(Collection entries)
---
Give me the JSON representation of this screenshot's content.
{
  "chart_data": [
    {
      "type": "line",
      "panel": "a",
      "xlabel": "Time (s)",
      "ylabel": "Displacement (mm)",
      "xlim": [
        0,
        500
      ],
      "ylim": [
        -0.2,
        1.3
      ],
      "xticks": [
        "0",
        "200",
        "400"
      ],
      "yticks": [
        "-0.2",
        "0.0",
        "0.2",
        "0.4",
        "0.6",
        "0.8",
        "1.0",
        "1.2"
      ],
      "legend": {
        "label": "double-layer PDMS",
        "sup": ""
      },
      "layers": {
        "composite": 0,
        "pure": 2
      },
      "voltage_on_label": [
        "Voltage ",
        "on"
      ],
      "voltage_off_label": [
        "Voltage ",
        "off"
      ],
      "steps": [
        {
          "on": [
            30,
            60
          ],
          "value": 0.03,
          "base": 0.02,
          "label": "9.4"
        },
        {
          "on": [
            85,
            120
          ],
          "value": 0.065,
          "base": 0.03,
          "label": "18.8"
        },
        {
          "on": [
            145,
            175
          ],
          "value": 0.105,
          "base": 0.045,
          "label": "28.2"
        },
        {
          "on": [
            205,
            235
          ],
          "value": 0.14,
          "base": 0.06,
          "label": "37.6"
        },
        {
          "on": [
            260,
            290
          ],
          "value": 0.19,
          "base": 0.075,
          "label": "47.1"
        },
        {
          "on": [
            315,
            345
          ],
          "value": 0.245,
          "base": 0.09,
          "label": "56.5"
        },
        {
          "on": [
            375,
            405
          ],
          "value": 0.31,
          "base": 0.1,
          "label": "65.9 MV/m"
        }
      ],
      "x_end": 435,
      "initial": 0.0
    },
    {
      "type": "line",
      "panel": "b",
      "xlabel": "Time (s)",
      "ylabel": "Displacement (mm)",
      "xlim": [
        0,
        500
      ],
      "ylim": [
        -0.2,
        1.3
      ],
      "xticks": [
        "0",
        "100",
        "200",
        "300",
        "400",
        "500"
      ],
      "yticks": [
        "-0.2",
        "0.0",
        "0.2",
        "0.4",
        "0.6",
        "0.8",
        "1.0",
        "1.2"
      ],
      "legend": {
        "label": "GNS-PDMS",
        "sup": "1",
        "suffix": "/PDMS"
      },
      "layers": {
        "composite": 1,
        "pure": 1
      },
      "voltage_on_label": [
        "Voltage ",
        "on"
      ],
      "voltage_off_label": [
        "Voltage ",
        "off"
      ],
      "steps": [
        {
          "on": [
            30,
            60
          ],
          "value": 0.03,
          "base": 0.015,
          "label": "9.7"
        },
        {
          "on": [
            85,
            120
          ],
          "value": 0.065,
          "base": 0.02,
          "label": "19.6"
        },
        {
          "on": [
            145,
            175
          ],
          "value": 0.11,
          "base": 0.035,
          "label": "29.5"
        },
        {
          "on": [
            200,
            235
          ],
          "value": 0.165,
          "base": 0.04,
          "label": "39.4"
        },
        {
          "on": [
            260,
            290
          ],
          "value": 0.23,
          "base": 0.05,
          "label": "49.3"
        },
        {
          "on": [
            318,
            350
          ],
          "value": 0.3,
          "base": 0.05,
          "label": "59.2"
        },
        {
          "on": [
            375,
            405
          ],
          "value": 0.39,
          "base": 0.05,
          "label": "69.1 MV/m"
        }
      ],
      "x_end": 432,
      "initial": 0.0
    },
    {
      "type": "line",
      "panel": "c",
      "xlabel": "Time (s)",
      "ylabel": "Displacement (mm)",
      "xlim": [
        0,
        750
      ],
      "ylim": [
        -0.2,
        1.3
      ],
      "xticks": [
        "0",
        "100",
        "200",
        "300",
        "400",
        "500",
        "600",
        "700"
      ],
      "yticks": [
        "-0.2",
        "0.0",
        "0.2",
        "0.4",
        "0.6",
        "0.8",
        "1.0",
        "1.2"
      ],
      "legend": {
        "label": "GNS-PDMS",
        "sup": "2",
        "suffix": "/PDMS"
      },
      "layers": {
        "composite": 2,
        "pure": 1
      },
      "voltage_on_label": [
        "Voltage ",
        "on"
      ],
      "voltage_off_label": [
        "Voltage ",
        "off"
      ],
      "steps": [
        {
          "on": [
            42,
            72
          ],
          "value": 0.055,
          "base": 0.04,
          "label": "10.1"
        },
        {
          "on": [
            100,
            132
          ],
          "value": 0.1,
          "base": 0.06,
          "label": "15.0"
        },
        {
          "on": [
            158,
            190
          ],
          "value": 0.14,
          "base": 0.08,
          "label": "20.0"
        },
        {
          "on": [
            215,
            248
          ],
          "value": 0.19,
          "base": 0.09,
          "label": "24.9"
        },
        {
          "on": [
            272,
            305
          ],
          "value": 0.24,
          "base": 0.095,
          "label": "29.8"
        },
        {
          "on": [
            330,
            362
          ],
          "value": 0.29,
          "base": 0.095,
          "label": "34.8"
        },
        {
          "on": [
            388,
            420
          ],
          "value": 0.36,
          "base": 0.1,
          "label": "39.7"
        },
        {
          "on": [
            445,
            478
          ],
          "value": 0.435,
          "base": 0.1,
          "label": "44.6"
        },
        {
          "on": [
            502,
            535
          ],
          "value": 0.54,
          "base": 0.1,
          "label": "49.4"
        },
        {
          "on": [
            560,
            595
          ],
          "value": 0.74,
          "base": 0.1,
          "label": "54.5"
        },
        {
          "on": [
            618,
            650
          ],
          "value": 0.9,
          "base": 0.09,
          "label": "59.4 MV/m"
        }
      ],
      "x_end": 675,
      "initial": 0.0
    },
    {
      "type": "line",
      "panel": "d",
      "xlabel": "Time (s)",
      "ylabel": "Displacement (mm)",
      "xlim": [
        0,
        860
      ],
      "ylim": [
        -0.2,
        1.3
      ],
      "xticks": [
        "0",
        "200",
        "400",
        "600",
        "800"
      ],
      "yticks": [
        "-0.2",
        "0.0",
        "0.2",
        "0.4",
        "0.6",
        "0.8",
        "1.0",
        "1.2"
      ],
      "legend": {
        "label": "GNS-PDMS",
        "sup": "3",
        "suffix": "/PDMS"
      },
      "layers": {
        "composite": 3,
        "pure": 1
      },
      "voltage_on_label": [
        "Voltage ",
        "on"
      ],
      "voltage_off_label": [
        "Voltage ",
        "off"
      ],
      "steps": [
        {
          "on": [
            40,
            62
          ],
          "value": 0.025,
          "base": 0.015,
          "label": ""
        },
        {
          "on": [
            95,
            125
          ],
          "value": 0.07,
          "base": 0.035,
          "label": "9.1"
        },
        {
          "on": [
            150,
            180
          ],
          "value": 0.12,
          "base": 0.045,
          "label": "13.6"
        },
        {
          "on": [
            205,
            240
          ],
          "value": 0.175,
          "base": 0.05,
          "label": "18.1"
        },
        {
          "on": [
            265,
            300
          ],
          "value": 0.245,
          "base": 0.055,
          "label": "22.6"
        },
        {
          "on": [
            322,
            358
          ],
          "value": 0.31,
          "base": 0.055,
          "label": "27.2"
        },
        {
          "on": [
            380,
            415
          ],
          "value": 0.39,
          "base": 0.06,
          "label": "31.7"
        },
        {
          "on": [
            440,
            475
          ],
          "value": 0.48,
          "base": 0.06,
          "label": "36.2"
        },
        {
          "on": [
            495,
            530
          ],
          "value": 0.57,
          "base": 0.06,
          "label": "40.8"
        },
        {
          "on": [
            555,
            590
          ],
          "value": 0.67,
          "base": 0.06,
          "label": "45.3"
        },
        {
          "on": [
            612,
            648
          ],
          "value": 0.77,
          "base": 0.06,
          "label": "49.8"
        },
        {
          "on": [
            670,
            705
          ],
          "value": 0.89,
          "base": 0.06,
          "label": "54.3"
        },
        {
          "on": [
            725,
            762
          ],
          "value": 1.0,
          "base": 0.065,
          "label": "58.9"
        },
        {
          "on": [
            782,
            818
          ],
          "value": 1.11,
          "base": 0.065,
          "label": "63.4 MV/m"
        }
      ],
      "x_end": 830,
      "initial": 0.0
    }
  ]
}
---
» **Exercise requirements**: Search the records for the word "composite", then list every line that has it.

» **Expected answer**:
        "composite": 0,
        "composite": 1,
        "composite": 2,
        "composite": 3,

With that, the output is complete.